[Records]
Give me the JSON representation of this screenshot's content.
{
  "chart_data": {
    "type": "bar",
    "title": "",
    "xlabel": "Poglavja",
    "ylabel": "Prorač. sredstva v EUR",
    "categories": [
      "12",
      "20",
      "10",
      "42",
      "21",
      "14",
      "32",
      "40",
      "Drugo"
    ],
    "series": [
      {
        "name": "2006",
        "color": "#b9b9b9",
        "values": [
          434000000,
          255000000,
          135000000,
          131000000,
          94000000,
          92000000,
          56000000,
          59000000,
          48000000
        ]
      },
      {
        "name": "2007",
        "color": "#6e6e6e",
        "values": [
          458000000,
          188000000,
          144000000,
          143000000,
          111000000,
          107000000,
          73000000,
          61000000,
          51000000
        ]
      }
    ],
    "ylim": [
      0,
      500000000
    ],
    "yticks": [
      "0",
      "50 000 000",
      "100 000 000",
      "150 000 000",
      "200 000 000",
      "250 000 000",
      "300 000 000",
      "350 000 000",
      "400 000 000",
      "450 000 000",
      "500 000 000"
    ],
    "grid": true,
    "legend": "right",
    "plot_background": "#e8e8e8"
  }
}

■ The exercise:
Repeat each record exactly, leaving nothing out.

■ Response to the exercise:
Give me the JSON representation of this screenshot's content.
{
  "chart_data": {
    "type": "bar",
    "title": "",
    "xlabel": "Poglavja",
    "ylabel": "Prorač. sredstva v EUR",
    "categories": [
      "12",
      "20",
      "10",
      "42",
      "21",
      "14",
      "32",
      "40",
      "Drugo"
    ],
    "series": [
      {
        "name": "2006",
        "color": "#b9b9b9",
        "values": [
          434000000,
          255000000,
          135000000,
          131000000,
          94000000,
          92000000,
          56000000,
          59000000,
          48000000
        ]
      },
      {
        "name": "2007",
        "color": "#6e6e6e",
        "values": [
          458000000,
          188000000,
          144000000,
          143000000,
          111000000,
          107000000,
          73000000,
          61000000,
          51000000
        ]
      }
    ],
    "ylim": [
      0,
      500000000
    ],
    "yticks": [
      "0",
      "50 000 000",
      "100 000 000",
      "150 000 000",
      "200 000 000",
      "250 000 000",
      "300 000 000",
      "350 000 000",
      "400 000 000",
      "450 000 000",
      "500 000 000"
    ],
    "grid": true,
    "legend": "right",
    "plot_background": "#e8e8e8"
  }
}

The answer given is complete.